» **Aim of the task**
Which lines below hold the word "liǎng"? Report each one.

» **Data for this exercise**

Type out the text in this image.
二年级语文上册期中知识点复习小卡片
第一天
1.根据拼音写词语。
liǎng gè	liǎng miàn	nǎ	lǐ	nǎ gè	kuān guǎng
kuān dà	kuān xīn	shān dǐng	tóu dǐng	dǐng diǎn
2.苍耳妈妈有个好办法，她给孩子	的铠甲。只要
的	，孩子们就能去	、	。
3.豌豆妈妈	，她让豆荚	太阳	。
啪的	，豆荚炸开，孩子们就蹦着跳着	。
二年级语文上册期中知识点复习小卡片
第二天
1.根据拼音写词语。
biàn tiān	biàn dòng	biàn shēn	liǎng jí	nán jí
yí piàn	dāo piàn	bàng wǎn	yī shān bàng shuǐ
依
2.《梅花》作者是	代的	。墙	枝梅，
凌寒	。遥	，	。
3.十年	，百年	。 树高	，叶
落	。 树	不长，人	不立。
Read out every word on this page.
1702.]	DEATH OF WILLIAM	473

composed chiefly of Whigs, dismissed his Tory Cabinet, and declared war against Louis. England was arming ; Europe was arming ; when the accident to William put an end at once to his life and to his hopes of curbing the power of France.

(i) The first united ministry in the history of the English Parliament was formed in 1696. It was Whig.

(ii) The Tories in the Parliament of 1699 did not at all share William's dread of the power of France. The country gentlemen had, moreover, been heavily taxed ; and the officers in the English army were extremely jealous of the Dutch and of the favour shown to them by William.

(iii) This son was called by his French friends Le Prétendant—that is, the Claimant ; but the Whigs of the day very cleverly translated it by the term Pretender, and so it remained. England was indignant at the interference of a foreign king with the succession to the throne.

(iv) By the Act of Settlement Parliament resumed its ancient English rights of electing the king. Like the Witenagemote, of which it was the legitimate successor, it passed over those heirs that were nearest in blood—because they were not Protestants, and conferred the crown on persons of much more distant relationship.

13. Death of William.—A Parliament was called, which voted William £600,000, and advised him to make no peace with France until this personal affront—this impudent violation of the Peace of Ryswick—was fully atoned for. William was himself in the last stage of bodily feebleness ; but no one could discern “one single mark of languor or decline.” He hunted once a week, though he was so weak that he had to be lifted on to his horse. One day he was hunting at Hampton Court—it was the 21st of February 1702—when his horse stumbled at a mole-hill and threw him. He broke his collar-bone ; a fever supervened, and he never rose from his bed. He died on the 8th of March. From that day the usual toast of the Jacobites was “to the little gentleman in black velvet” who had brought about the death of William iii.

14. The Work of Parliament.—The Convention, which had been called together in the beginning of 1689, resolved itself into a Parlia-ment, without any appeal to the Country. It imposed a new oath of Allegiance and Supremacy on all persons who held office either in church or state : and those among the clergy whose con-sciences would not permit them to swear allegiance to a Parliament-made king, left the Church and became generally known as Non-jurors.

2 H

» **Expected output**
liǎng gè	liǎng miàn	nǎ	lǐ	nǎ gè	kuān guǎng
biàn tiān	biàn dòng	biàn shēn	liǎng jí	nán jí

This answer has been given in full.